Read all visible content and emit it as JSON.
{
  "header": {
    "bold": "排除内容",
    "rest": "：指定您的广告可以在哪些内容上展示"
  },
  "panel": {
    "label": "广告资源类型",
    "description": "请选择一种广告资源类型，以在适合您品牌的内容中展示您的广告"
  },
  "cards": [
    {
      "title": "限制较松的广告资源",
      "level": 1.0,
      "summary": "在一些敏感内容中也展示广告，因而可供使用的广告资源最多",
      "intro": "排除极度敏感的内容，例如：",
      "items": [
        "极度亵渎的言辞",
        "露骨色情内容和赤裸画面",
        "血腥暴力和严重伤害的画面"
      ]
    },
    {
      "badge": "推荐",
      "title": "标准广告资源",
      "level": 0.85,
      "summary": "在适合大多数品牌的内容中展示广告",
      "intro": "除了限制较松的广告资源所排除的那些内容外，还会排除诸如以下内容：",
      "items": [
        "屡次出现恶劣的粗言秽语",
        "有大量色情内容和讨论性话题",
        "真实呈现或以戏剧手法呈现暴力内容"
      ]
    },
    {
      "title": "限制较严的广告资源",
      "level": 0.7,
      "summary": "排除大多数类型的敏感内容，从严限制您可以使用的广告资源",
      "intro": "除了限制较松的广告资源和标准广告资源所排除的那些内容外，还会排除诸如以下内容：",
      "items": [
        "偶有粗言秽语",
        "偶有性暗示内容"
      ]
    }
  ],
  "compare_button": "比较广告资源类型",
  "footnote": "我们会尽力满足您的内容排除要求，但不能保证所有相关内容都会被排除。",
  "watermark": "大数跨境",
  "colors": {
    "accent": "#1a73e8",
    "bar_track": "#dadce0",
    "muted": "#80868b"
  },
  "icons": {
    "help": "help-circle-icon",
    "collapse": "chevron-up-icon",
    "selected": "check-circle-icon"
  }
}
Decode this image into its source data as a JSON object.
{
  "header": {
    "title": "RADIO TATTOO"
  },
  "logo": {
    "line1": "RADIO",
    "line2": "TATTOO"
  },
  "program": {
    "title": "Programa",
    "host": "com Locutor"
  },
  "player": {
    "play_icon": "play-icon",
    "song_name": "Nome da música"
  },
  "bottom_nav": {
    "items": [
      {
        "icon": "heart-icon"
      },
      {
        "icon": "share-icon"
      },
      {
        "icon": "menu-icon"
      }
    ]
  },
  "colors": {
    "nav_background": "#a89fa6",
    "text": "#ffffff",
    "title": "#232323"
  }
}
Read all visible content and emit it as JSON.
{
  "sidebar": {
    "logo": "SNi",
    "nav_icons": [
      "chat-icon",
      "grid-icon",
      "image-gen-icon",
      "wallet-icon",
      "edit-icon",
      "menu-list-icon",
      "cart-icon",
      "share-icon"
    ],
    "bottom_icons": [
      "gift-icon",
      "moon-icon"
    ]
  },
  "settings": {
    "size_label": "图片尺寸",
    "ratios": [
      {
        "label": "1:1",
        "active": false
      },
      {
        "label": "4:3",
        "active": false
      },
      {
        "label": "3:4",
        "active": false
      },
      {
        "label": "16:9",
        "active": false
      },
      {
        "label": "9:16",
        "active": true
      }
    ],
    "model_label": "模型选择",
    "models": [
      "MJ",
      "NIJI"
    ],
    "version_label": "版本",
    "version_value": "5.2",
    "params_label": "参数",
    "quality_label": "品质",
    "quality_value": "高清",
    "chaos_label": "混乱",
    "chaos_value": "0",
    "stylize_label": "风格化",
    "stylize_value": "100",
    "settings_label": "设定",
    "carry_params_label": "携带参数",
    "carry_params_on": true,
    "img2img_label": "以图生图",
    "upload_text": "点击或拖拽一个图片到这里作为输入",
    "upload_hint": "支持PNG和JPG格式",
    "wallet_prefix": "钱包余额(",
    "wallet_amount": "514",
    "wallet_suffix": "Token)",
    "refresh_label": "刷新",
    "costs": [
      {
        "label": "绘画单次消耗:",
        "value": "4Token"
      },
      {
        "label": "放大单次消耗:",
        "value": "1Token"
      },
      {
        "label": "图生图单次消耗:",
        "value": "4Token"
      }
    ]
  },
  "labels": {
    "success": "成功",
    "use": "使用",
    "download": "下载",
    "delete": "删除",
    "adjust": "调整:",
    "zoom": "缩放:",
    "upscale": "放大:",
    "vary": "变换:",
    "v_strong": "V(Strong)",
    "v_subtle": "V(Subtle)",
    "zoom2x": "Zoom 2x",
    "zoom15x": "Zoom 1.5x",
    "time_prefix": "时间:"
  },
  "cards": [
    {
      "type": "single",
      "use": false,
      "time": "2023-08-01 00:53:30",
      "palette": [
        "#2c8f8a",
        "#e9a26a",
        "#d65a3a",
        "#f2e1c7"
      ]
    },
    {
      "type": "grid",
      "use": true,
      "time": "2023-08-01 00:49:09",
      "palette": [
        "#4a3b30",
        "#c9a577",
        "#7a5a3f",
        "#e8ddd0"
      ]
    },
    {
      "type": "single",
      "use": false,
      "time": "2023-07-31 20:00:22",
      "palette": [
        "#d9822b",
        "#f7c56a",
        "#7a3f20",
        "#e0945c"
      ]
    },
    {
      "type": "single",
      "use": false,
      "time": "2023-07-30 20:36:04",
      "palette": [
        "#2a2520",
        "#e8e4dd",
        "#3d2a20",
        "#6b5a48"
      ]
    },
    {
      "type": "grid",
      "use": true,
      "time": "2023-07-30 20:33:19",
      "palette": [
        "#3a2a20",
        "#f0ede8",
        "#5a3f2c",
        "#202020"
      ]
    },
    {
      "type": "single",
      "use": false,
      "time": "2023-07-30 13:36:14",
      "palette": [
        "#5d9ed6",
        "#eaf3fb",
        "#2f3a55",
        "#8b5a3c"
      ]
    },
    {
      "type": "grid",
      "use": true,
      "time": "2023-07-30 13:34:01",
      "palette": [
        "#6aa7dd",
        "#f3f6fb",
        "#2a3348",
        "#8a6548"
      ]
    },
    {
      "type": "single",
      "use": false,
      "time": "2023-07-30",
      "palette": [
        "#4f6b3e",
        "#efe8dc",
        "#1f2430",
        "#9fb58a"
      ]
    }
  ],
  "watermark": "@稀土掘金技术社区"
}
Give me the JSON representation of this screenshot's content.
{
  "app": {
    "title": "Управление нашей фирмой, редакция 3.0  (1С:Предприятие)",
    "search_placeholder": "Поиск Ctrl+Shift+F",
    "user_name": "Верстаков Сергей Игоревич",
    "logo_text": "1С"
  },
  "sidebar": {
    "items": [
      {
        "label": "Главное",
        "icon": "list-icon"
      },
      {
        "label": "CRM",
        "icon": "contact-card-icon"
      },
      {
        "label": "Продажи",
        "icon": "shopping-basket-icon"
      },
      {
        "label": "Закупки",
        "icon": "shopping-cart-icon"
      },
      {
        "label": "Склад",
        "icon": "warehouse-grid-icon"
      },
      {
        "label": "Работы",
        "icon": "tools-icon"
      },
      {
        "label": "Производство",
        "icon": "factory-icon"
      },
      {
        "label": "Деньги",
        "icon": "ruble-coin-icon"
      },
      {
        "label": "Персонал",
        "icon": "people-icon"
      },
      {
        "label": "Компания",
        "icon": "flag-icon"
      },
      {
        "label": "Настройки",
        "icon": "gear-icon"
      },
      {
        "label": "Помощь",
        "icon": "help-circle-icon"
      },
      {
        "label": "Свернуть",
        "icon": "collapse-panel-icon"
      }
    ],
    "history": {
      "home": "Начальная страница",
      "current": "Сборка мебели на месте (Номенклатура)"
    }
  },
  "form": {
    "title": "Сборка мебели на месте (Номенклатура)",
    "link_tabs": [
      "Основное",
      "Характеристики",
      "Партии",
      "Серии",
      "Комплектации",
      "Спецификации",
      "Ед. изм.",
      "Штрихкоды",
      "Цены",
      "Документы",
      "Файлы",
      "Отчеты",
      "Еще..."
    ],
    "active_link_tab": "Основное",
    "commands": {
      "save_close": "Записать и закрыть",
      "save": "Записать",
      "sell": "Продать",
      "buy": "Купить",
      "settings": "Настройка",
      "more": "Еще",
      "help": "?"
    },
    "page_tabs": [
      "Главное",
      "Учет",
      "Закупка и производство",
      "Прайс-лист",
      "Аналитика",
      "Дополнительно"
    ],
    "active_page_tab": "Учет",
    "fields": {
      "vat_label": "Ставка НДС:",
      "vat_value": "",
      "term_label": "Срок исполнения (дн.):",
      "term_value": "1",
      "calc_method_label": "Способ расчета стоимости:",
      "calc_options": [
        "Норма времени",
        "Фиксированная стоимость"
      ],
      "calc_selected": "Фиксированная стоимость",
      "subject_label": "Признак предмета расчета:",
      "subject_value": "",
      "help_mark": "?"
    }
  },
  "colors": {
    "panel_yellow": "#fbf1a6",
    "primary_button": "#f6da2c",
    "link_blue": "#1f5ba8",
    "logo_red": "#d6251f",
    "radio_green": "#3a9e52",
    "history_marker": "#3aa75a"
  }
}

What you are asked to do => Look over the records above and copy each line that includes the string "shopping".

Result of this task =>
        "icon": "shopping-basket-icon"
        "icon": "shopping-cart-icon"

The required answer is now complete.